== Request ==
Pictures stay out of your copy, but everything else in the records below must be repeated exactly.

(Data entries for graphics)
[Begin]
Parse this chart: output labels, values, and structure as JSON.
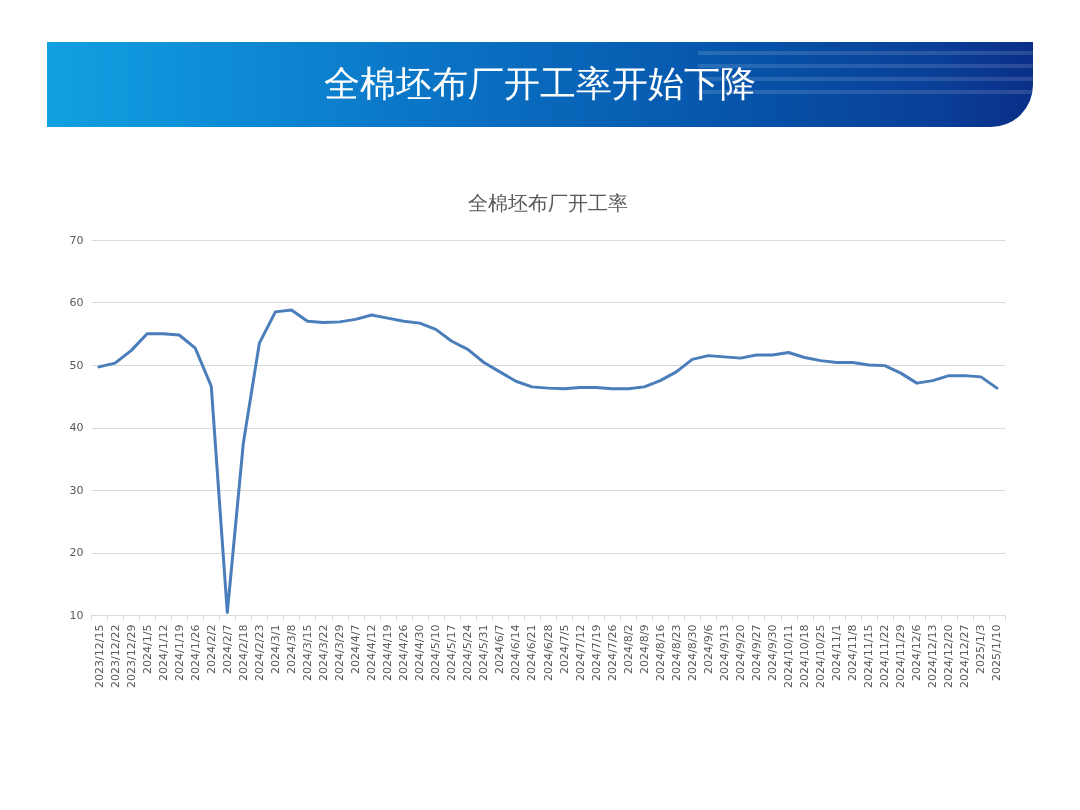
{
  "chart_data": {
    "type": "line",
    "title": "全棉坯布厂开工率开始下降",
    "subtitle": "全棉坯布厂开工率",
    "categories": [
      "2023/12/15",
      "2023/12/22",
      "2023/12/29",
      "2024/1/5",
      "2024/1/12",
      "2024/1/19",
      "2024/1/26",
      "2024/2/2",
      "2024/2/7",
      "2024/2/18",
      "2024/2/23",
      "2024/3/1",
      "2024/3/8",
      "2024/3/15",
      "2024/3/22",
      "2024/3/29",
      "2024/4/7",
      "2024/4/12",
      "2024/4/19",
      "2024/4/26",
      "2024/4/30",
      "2024/5/10",
      "2024/5/17",
      "2024/5/24",
      "2024/5/31",
      "2024/6/7",
      "2024/6/14",
      "2024/6/21",
      "2024/6/28",
      "2024/7/5",
      "2024/7/12",
      "2024/7/19",
      "2024/7/26",
      "2024/8/2",
      "2024/8/9",
      "2024/8/16",
      "2024/8/23",
      "2024/8/30",
      "2024/9/6",
      "2024/9/13",
      "2024/9/20",
      "2024/9/27",
      "2024/9/30",
      "2024/10/11",
      "2024/10/18",
      "2024/10/25",
      "2024/11/1",
      "2024/11/8",
      "2024/11/15",
      "2024/11/22",
      "2024/11/29",
      "2024/12/6",
      "2024/12/13",
      "2024/12/20",
      "2024/12/27",
      "2025/1/3",
      "2025/1/10"
    ],
    "series": [
      {
        "color": "#4a7ebb",
        "values": [
          49.7,
          50.3,
          52.3,
          55.0,
          55.0,
          54.8,
          52.7,
          46.6,
          10.4,
          37.5,
          53.5,
          58.5,
          58.8,
          57.0,
          56.8,
          56.9,
          57.3,
          58.0,
          57.5,
          57.0,
          56.7,
          55.7,
          53.8,
          52.5,
          50.4,
          48.9,
          47.4,
          46.5,
          46.3,
          46.2,
          46.4,
          46.4,
          46.2,
          46.2,
          46.5,
          47.5,
          48.9,
          50.9,
          51.5,
          51.3,
          51.1,
          51.6,
          51.6,
          52.0,
          51.2,
          50.7,
          50.4,
          50.4,
          50.0,
          49.9,
          48.7,
          47.1,
          47.5,
          48.3,
          48.3,
          48.1,
          46.3
        ]
      }
    ],
    "ylim": [
      10,
      70
    ],
    "yticks": [
      10,
      20,
      30,
      40,
      50,
      60,
      70
    ],
    "grid": "y",
    "marker": "none",
    "line_style": "solid"
  }
}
[End]
== Solution to the exercise ==
Parse this chart: output labels, values, and structure as JSON.
{
  "chart_data": {
    "type": "line",
    "title": "全棉坯布厂开工率开始下降",
    "subtitle": "全棉坯布厂开工率",
    "categories": [
      "2023/12/15",
      "2023/12/22",
      "2023/12/29",
      "2024/1/5",
      "2024/1/12",
      "2024/1/19",
      "2024/1/26",
      "2024/2/2",
      "2024/2/7",
      "2024/2/18",
      "2024/2/23",
      "2024/3/1",
      "2024/3/8",
      "2024/3/15",
      "2024/3/22",
      "2024/3/29",
      "2024/4/7",
      "2024/4/12",
      "2024/4/19",
      "2024/4/26",
      "2024/4/30",
      "2024/5/10",
      "2024/5/17",
      "2024/5/24",
      "2024/5/31",
      "2024/6/7",
      "2024/6/14",
      "2024/6/21",
      "2024/6/28",
      "2024/7/5",
      "2024/7/12",
      "2024/7/19",
      "2024/7/26",
      "2024/8/2",
      "2024/8/9",
      "2024/8/16",
      "2024/8/23",
      "2024/8/30",
      "2024/9/6",
      "2024/9/13",
      "2024/9/20",
      "2024/9/27",
      "2024/9/30",
      "2024/10/11",
      "2024/10/18",
      "2024/10/25",
      "2024/11/1",
      "2024/11/8",
      "2024/11/15",
      "2024/11/22",
      "2024/11/29",
      "2024/12/6",
      "2024/12/13",
      "2024/12/20",
      "2024/12/27",
      "2025/1/3",
      "2025/1/10"
    ],
    "series": [
      {
        "color": "#4a7ebb",
        "values": [
          49.7,
          50.3,
          52.3,
          55.0,
          55.0,
          54.8,
          52.7,
          46.6,
          10.4,
          37.5,
          53.5,
          58.5,
          58.8,
          57.0,
          56.8,
          56.9,
          57.3,
          58.0,
          57.5,
          57.0,
          56.7,
          55.7,
          53.8,
          52.5,
          50.4,
          48.9,
          47.4,
          46.5,
          46.3,
          46.2,
          46.4,
          46.4,
          46.2,
          46.2,
          46.5,
          47.5,
          48.9,
          50.9,
          51.5,
          51.3,
          51.1,
          51.6,
          51.6,
          52.0,
          51.2,
          50.7,
          50.4,
          50.4,
          50.0,
          49.9,
          48.7,
          47.1,
          47.5,
          48.3,
          48.3,
          48.1,
          46.3
        ]
      }
    ],
    "ylim": [
      10,
      70
    ],
    "yticks": [
      10,
      20,
      30,
      40,
      50,
      60,
      70
    ],
    "grid": "y",
    "marker": "none",
    "line_style": "solid"
  }
}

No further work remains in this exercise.